====== Records for this exercise ======

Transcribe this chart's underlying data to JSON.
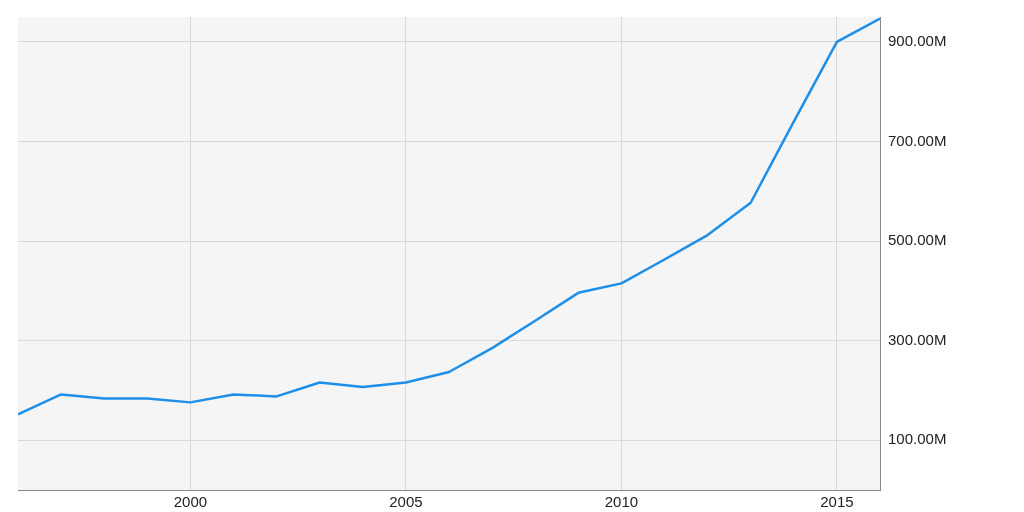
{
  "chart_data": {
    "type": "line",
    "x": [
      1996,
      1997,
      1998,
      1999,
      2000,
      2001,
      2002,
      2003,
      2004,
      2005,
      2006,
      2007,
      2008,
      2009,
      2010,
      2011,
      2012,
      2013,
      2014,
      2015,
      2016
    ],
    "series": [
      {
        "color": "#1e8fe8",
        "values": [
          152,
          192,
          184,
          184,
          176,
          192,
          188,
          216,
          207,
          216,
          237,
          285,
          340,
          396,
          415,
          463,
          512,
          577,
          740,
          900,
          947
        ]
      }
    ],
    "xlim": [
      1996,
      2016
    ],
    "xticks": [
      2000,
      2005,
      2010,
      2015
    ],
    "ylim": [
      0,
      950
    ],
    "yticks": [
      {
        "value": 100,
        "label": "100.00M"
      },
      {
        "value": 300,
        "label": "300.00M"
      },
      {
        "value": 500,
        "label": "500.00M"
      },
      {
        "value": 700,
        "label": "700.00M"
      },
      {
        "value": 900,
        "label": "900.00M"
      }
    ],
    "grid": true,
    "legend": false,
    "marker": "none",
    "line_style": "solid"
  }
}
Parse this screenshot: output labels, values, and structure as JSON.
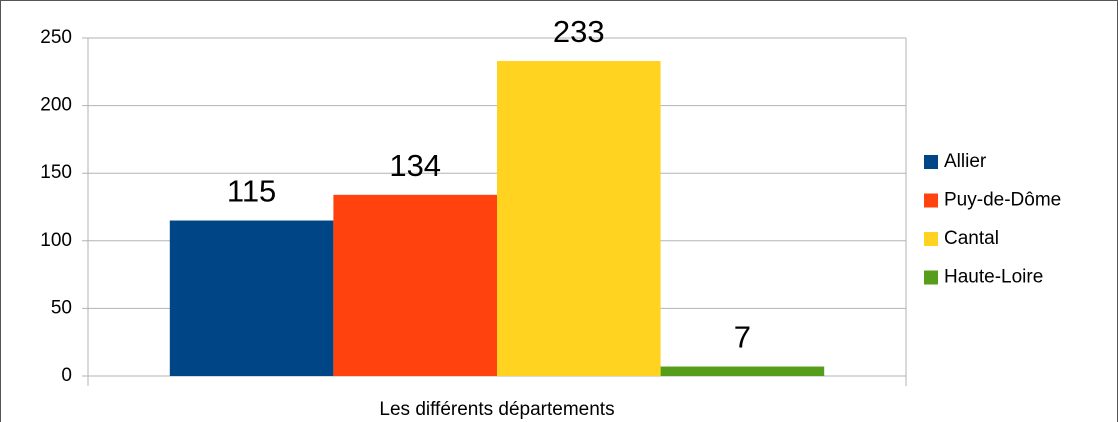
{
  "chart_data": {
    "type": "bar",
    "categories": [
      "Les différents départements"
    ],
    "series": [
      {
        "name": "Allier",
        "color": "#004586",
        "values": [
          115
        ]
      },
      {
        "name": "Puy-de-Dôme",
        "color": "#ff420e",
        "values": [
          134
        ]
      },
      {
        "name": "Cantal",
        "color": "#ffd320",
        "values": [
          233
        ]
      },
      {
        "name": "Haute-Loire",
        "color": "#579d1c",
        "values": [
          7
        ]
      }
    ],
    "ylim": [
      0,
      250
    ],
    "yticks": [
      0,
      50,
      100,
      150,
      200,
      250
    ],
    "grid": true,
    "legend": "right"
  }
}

======

**Stated exercise:** Identify the lines that hold the word "color". Copy every one of them.

**Correct result:**
        "color": "#1e8fe8",
        "color": "#004586",
        "color": "#ff420e",
        "color": "#ffd320",
        "color": "#579d1c",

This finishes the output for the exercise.